| What you will do |
Your reply should be a single number: how many lines contain the string "daily".

| Materials provided |
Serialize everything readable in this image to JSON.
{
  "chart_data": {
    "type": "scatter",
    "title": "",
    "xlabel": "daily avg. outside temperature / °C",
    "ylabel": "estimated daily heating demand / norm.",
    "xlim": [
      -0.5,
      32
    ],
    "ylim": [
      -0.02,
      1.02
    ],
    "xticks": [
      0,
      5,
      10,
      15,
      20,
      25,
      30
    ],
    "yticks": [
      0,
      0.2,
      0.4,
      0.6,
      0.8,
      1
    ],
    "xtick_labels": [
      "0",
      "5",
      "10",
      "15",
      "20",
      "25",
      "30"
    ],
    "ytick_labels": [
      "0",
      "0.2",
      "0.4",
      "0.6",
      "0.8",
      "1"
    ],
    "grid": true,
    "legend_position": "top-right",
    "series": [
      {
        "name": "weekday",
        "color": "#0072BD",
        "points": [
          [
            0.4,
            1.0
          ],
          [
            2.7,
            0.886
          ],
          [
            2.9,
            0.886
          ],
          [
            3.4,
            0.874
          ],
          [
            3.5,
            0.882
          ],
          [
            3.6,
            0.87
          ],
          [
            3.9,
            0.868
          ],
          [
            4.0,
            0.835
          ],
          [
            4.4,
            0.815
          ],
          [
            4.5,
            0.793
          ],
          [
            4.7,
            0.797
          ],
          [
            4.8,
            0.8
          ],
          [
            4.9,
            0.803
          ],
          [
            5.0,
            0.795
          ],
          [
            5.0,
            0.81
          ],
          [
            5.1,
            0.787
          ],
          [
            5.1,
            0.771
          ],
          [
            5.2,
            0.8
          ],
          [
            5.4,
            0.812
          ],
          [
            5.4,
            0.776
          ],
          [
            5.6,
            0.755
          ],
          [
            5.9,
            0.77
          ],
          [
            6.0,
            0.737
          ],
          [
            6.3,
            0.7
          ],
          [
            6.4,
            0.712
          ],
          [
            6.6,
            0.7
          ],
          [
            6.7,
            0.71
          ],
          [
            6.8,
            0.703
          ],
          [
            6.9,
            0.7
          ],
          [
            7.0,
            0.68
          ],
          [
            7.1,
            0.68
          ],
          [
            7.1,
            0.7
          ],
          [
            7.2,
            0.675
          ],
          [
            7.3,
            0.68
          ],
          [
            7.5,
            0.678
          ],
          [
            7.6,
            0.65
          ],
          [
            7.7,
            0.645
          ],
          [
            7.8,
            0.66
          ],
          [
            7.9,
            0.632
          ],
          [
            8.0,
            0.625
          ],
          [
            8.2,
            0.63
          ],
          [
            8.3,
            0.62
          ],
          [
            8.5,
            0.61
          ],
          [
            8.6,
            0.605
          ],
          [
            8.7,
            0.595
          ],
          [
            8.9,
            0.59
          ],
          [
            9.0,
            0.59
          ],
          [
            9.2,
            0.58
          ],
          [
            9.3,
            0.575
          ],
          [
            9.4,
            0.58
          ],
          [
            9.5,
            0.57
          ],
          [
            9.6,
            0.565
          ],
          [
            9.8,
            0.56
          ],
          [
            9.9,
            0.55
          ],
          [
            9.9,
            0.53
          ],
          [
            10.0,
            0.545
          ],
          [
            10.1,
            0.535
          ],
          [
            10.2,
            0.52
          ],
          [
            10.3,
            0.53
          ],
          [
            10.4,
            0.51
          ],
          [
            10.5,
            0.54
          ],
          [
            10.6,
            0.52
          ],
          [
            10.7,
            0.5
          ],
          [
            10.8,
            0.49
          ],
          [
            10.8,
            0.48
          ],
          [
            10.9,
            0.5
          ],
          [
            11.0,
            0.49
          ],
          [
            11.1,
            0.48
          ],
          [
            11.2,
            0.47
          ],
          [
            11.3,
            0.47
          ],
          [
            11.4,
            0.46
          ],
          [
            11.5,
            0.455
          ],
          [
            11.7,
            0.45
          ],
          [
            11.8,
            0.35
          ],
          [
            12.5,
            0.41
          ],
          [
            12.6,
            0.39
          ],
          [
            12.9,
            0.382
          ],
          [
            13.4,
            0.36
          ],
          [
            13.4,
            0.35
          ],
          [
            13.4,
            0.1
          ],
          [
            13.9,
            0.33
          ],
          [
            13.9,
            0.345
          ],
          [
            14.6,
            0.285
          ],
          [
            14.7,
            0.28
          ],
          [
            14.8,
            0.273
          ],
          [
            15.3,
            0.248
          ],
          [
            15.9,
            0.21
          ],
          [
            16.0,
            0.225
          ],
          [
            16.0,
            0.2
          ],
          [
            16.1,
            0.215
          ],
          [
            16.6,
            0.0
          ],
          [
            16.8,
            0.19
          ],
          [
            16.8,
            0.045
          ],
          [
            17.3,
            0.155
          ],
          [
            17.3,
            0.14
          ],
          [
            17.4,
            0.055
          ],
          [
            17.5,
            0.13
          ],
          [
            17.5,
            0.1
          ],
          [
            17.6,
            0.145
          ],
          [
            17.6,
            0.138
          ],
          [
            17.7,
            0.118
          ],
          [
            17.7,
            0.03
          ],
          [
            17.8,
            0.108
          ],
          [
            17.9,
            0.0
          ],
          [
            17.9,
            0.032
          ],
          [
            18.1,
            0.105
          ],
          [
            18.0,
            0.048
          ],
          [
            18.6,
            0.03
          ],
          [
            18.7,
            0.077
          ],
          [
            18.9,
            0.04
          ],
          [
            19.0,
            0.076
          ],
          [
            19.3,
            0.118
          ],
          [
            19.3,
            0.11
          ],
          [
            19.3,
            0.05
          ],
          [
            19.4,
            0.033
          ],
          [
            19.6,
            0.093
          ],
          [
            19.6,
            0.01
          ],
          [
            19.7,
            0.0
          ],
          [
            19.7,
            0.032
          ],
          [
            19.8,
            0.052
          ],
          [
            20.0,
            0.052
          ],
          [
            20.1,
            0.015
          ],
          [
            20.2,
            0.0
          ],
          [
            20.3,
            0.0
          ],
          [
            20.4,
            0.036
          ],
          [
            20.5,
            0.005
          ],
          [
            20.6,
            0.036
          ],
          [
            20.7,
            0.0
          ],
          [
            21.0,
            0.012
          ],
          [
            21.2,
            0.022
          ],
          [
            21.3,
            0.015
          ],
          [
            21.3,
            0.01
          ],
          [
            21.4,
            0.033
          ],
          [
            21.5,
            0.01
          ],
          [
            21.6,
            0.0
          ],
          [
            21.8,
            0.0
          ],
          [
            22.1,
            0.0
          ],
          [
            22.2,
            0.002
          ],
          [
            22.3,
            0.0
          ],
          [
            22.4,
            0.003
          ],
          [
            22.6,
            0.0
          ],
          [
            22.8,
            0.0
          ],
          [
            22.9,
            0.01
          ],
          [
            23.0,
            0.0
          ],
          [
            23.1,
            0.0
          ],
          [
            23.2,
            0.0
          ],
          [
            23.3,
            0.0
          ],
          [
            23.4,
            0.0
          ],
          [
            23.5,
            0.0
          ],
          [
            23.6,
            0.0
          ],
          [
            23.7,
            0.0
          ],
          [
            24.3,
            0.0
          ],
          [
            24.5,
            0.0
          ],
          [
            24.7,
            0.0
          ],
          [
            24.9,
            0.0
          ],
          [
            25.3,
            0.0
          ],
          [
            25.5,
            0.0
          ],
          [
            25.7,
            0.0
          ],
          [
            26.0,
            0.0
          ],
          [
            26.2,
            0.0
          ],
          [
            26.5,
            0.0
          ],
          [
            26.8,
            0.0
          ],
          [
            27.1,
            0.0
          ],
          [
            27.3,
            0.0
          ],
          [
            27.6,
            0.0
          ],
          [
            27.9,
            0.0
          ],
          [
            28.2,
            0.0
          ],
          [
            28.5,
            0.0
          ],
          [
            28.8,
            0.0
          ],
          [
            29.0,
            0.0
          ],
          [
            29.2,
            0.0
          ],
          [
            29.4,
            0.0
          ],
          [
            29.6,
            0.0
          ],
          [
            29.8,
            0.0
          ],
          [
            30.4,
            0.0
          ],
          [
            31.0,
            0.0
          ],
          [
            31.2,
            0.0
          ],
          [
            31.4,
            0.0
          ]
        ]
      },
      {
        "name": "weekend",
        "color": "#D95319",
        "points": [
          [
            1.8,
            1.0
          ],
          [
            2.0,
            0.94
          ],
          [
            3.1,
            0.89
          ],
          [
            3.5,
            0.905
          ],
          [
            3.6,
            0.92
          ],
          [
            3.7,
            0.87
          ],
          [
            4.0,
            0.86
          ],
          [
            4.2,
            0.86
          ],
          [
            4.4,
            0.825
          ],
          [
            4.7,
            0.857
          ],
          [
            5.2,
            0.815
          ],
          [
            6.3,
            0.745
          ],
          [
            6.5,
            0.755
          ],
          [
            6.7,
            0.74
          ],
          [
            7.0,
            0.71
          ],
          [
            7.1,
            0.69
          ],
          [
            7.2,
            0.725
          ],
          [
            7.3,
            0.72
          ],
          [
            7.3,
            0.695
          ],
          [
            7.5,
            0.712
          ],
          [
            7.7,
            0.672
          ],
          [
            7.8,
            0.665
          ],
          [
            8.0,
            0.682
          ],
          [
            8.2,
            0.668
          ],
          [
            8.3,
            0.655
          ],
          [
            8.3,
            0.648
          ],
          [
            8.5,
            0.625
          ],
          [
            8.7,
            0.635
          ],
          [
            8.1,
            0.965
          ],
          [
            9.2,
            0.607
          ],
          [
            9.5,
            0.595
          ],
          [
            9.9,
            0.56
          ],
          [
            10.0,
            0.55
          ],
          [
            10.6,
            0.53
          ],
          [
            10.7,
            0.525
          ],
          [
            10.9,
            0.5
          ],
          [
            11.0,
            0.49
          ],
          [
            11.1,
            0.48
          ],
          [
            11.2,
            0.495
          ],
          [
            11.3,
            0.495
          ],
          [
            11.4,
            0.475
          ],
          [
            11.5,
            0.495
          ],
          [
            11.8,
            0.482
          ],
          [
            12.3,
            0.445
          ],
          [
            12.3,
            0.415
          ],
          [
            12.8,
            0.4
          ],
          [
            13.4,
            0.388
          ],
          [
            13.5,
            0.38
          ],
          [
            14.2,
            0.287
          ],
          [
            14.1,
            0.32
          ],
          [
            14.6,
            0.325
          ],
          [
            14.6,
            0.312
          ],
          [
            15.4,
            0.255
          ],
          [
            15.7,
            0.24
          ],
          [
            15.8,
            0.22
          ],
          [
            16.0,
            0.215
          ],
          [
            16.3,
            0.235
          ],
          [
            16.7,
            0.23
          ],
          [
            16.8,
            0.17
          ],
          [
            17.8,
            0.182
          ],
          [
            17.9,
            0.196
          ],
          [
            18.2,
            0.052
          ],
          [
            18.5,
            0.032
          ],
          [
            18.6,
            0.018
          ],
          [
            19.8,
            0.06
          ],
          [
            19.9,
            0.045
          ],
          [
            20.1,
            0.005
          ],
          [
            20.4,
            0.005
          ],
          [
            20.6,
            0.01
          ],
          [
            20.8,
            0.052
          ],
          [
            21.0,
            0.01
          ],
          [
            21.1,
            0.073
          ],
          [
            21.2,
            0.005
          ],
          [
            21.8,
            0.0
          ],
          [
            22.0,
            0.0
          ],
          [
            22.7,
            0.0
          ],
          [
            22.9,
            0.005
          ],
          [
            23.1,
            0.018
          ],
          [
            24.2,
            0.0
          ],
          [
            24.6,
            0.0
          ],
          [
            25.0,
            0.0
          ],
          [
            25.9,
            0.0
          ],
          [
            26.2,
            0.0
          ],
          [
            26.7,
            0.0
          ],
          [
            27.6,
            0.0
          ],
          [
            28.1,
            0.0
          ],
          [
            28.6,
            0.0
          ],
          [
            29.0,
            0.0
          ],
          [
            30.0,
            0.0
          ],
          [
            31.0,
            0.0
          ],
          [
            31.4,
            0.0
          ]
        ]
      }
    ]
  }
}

| Answer to the exercise |
2